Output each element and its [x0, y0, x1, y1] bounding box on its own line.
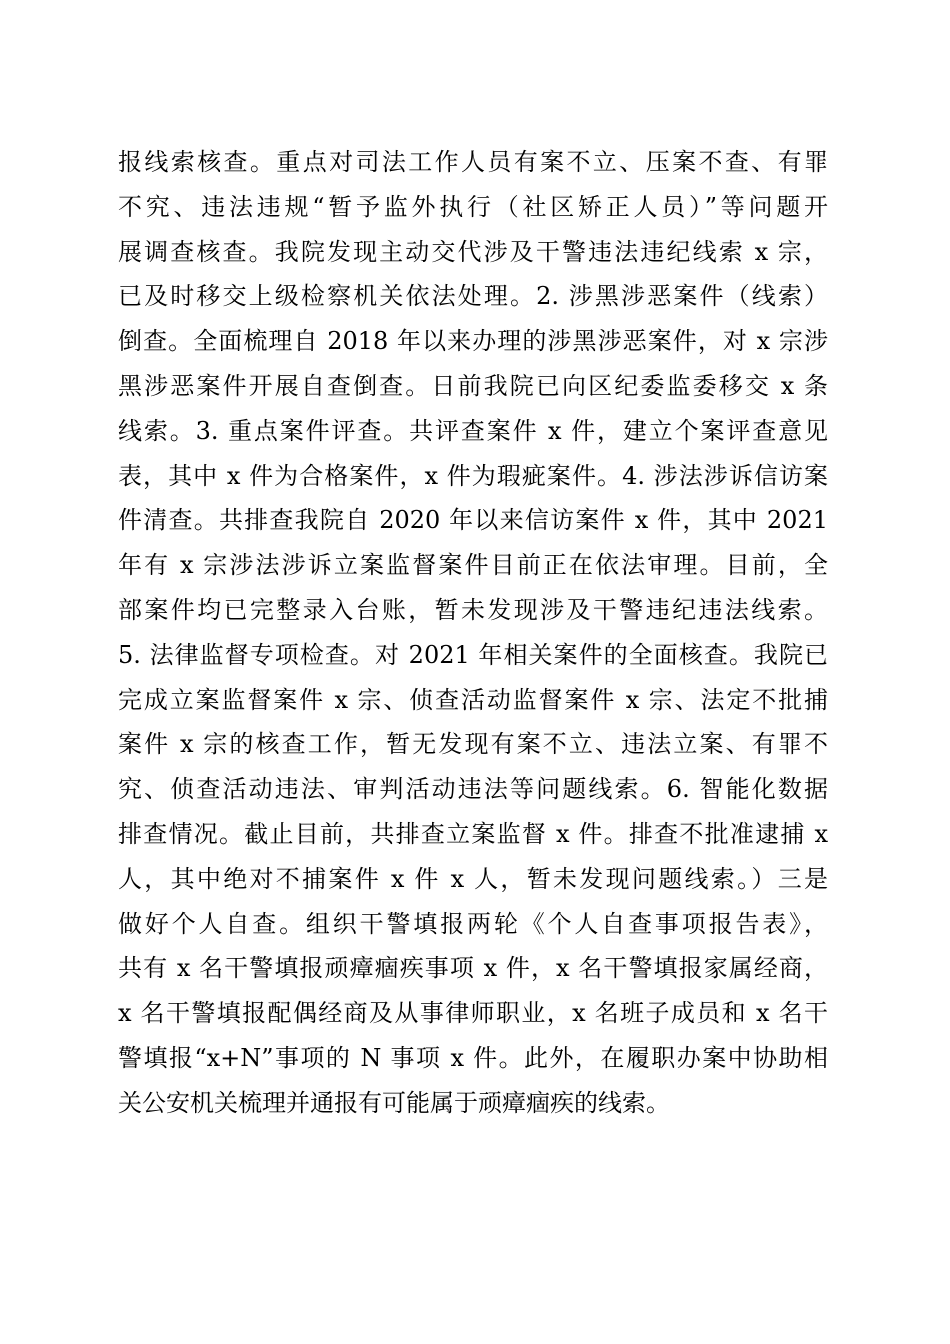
text-line: 排查情况。截止目前，共排查立案监督 x 件。排查不批准逮捕 x: [118, 819, 828, 848]
text-line: 已及时移交上级检察机关依法处理。2. 涉黑涉恶案件（线索）: [118, 282, 828, 311]
text-line: 件清查。共排查我院自 2020 年以来信访案件 x 件，其中 2021: [118, 506, 828, 535]
text-line: 共有 x 名干警填报顽瘴痼疾事项 x 件，x 名干警填报家属经商，: [118, 954, 828, 983]
text-line: 倒查。全面梳理自 2018 年以来办理的涉黑涉恶案件，对 x 宗涉: [118, 327, 828, 356]
text-line: 线索。3. 重点案件评查。共评查案件 x 件，建立个案评查意见: [118, 416, 828, 445]
text-line: 报线索核查。重点对司法工作人员有案不立、压案不查、有罪: [118, 148, 828, 176]
text-line: 展调查核查。我院发现主动交代涉及干警违法违纪线索 x 宗，: [118, 237, 828, 266]
text-line: 究、侦查活动违法、审判活动违法等问题线索。6. 智能化数据: [118, 775, 828, 804]
text-line-last: 关公安机关梳理并通报有可能属于顽瘴痼疾的线索。: [118, 1088, 670, 1117]
text-line: 警填报“x+N”事项的 N 事项 x 件。此外，在履职办案中协助相: [118, 1043, 828, 1072]
body-paragraph: [118, 140, 828, 1126]
text-line: 黑涉恶案件开展自查倒查。日前我院已向区纪委监委移交 x 条: [118, 371, 828, 400]
text-line: 5. 法律监督专项检查。对 2021 年相关案件的全面核查。我院已: [118, 640, 828, 669]
text-line: 部案件均已完整录入台账，暂未发现涉及干警违纪违法线索。: [118, 595, 828, 624]
text-line: 完成立案监督案件 x 宗、侦查活动监督案件 x 宗、法定不批捕: [118, 685, 828, 714]
text-line: 人，其中绝对不捕案件 x 件 x 人，暂未发现问题线索。）三是: [118, 864, 828, 893]
text-line: 年有 x 宗涉法涉诉立案监督案件目前正在依法审理。目前，全: [118, 551, 828, 580]
text-line: 不究、违法违规“暂予监外执行（社区矫正人员）”等问题开: [118, 192, 828, 221]
text-line: 案件 x 宗的核查工作，暂无发现有案不立、违法立案、有罪不: [118, 730, 828, 759]
text-line: x 名干警填报配偶经商及从事律师职业，x 名班子成员和 x 名干: [118, 999, 828, 1028]
text-line: 表，其中 x 件为合格案件，x 件为瑕疵案件。4. 涉法涉诉信访案: [118, 461, 828, 490]
text-line: 做好个人自查。组织干警填报两轮《个人自查事项报告表》，: [118, 909, 828, 938]
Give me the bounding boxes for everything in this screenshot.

- [WHAT THIS TASK INVOLVES]: Reproduce every row above word for word, leaving out any pictures.

- [FULL OUTPUT]:
Output each element and its [x0, y0, x1, y1] bounding box on its own line.
text-line: 排查情况。截止目前，共排查立案监督 x 件。排查不批准逮捕 x: [118, 819, 828, 848]
text-line: 已及时移交上级检察机关依法处理。2. 涉黑涉恶案件（线索）: [118, 282, 828, 311]
text-line: 件清查。共排查我院自 2020 年以来信访案件 x 件，其中 2021: [118, 506, 828, 535]
text-line: 共有 x 名干警填报顽瘴痼疾事项 x 件，x 名干警填报家属经商，: [118, 954, 828, 983]
text-line: 倒查。全面梳理自 2018 年以来办理的涉黑涉恶案件，对 x 宗涉: [118, 327, 828, 356]
text-line: 线索。3. 重点案件评查。共评查案件 x 件，建立个案评查意见: [118, 416, 828, 445]
text-line: 报线索核查。重点对司法工作人员有案不立、压案不查、有罪: [118, 148, 828, 176]
text-line: 展调查核查。我院发现主动交代涉及干警违法违纪线索 x 宗，: [118, 237, 828, 266]
text-line: 究、侦查活动违法、审判活动违法等问题线索。6. 智能化数据: [118, 775, 828, 804]
text-line-last: 关公安机关梳理并通报有可能属于顽瘴痼疾的线索。: [118, 1088, 670, 1117]
text-line: 警填报“x+N”事项的 N 事项 x 件。此外，在履职办案中协助相: [118, 1043, 828, 1072]
body-paragraph: [118, 140, 828, 1126]
text-line: 黑涉恶案件开展自查倒查。日前我院已向区纪委监委移交 x 条: [118, 371, 828, 400]
text-line: 5. 法律监督专项检查。对 2021 年相关案件的全面核查。我院已: [118, 640, 828, 669]
text-line: 部案件均已完整录入台账，暂未发现涉及干警违纪违法线索。: [118, 595, 828, 624]
text-line: 完成立案监督案件 x 宗、侦查活动监督案件 x 宗、法定不批捕: [118, 685, 828, 714]
text-line: 人，其中绝对不捕案件 x 件 x 人，暂未发现问题线索。）三是: [118, 864, 828, 893]
text-line: 年有 x 宗涉法涉诉立案监督案件目前正在依法审理。目前，全: [118, 551, 828, 580]
text-line: 不究、违法违规“暂予监外执行（社区矫正人员）”等问题开: [118, 192, 828, 221]
text-line: 案件 x 宗的核查工作，暂无发现有案不立、违法立案、有罪不: [118, 730, 828, 759]
text-line: x 名干警填报配偶经商及从事律师职业，x 名班子成员和 x 名干: [118, 999, 828, 1028]
text-line: 表，其中 x 件为合格案件，x 件为瑕疵案件。4. 涉法涉诉信访案: [118, 461, 828, 490]
text-line: 做好个人自查。组织干警填报两轮《个人自查事项报告表》，: [118, 909, 828, 938]
Give me the bounding boxes for everything in this screenshot.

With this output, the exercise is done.